-------- Entries --------
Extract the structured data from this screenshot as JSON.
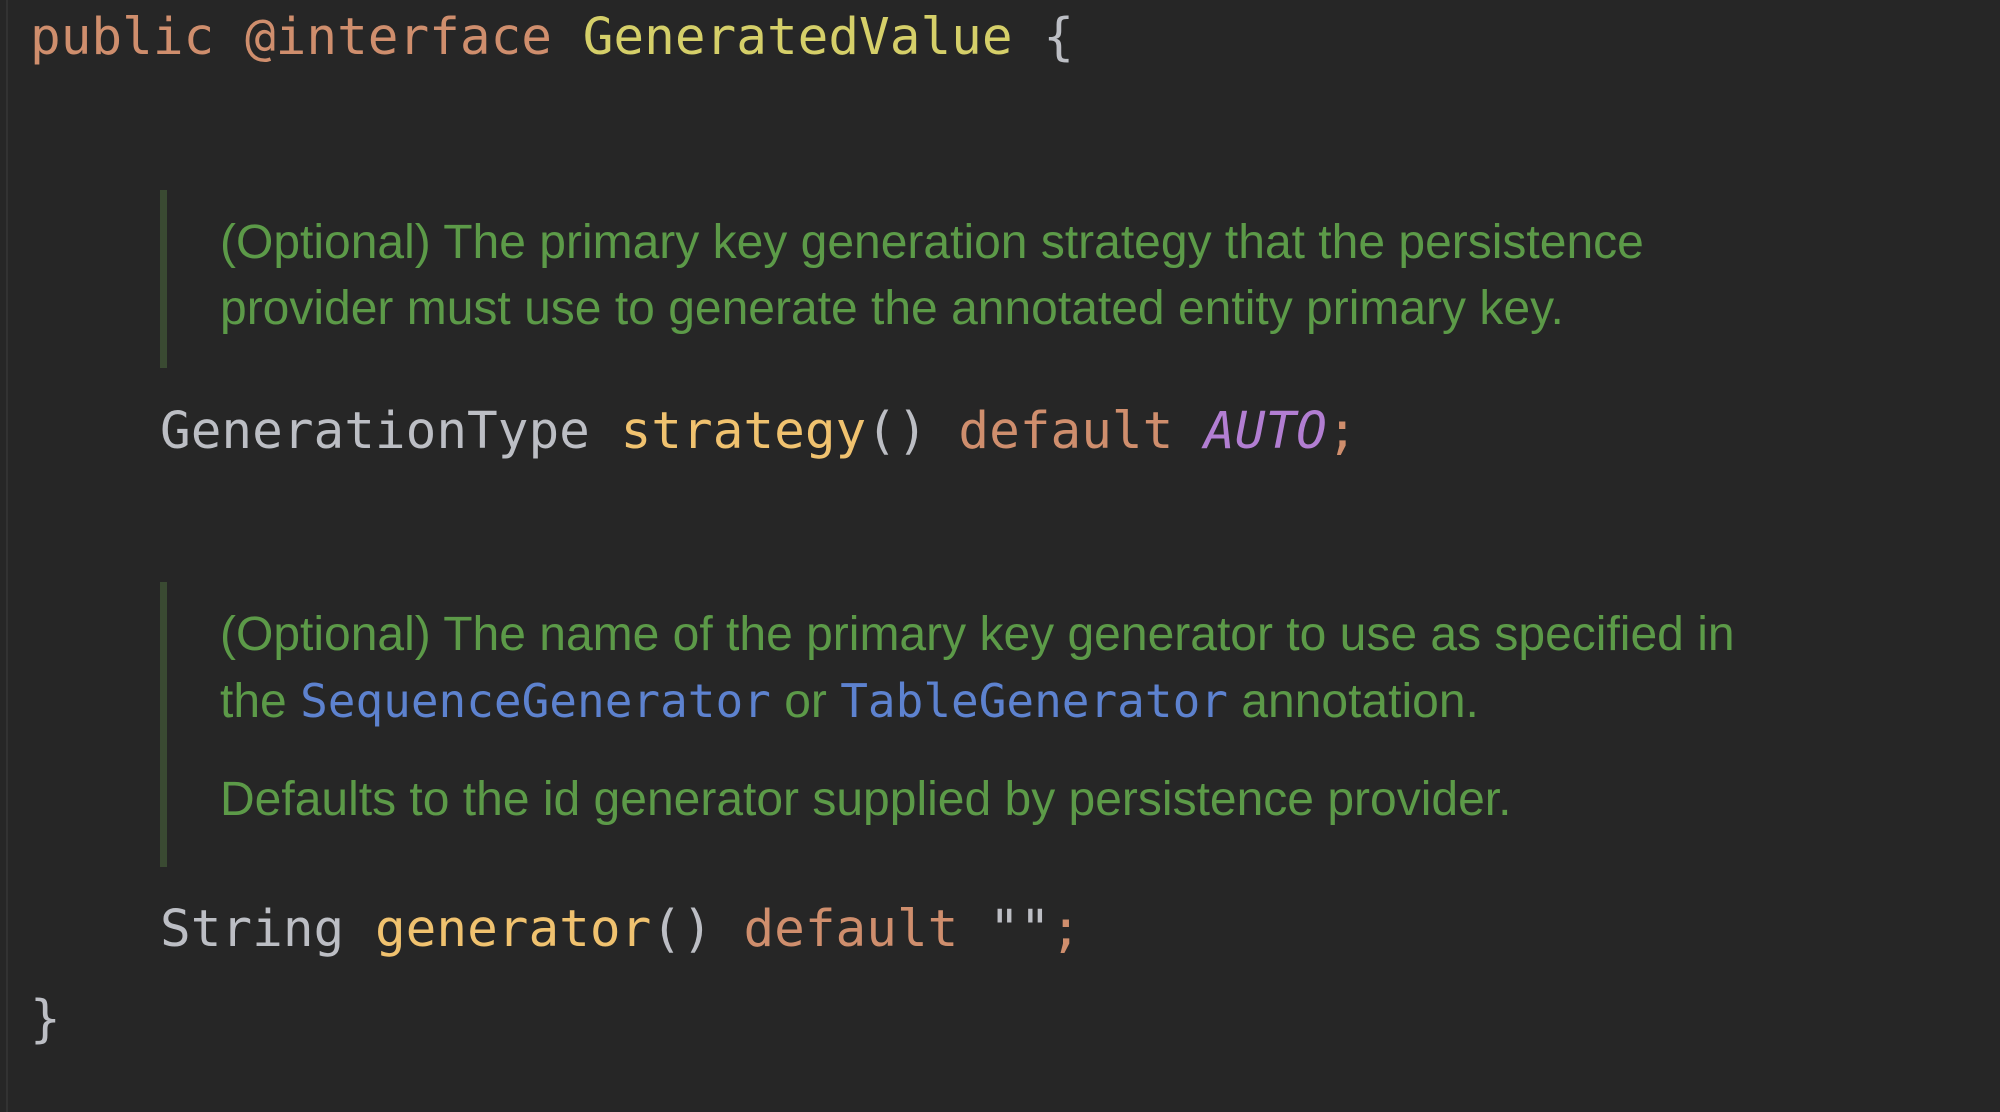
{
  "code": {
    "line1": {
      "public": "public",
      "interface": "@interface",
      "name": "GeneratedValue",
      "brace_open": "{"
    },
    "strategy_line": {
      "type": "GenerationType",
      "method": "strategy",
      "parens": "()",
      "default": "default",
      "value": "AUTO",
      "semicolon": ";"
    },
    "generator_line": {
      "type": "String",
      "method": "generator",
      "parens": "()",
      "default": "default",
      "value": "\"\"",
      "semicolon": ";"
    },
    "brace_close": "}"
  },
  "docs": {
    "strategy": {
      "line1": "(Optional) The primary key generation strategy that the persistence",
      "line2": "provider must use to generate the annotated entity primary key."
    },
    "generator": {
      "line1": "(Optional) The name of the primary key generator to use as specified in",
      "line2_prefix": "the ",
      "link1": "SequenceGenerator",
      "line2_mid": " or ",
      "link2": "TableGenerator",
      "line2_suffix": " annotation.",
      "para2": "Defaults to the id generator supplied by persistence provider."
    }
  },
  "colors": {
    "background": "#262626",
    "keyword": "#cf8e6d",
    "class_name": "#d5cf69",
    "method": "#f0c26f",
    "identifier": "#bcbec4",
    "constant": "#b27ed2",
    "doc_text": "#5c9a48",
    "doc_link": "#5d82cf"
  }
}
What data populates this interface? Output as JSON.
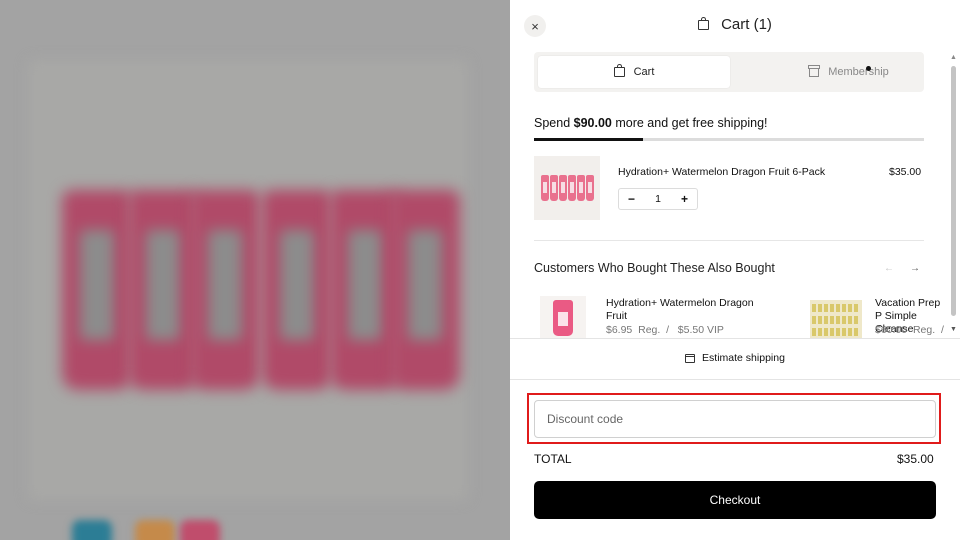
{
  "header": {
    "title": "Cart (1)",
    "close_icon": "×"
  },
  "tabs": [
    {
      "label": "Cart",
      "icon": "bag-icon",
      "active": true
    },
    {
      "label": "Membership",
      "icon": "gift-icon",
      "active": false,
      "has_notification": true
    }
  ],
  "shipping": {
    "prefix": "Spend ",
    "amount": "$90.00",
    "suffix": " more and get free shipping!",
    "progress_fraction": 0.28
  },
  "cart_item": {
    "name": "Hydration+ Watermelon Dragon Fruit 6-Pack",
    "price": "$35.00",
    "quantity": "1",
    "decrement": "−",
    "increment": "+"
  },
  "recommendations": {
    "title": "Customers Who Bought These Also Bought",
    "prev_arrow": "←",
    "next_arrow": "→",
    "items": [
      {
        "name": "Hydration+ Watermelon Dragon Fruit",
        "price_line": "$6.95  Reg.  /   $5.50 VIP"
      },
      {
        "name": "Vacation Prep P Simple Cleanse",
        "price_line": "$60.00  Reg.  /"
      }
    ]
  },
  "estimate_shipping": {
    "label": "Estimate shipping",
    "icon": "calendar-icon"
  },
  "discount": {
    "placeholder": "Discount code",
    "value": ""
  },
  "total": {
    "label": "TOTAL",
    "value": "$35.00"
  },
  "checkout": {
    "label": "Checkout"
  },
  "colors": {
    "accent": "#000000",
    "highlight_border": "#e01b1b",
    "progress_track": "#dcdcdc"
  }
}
--------
▸ **Stated goal**: State how many lines include the string "Dragon". Give no other information.

▸ **Answer in full**: 2